# Stored records

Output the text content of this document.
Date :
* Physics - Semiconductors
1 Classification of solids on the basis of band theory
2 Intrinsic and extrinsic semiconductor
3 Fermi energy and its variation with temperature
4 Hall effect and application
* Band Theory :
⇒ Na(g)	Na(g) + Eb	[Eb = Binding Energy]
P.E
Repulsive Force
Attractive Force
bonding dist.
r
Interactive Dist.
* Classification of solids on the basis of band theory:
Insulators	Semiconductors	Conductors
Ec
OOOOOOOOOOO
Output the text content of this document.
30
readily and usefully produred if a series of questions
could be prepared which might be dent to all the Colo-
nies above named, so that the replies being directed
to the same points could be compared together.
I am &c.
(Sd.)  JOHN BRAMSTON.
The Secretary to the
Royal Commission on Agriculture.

# Given task
Set all of the entries down again, exactly as they were given.

# Answer to the task
Output the text content of this document.
Date :
* Physics - Semiconductors
1 Classification of solids on the basis of band theory
2 Intrinsic and extrinsic semiconductor
3 Fermi energy and its variation with temperature
4 Hall effect and application
* Band Theory :
⇒ Na(g)	Na(g) + Eb	[Eb = Binding Energy]
P.E
Repulsive Force
Attractive Force
bonding dist.
r
Interactive Dist.
* Classification of solids on the basis of band theory:
Insulators	Semiconductors	Conductors
Ec
OOOOOOOOOOO
Output the text content of this document.
30
readily and usefully produred if a series of questions
could be prepared which might be dent to all the Colo-
nies above named, so that the replies being directed
to the same points could be compared together.
I am &c.
(Sd.)  JOHN BRAMSTON.
The Secretary to the
Royal Commission on Agriculture.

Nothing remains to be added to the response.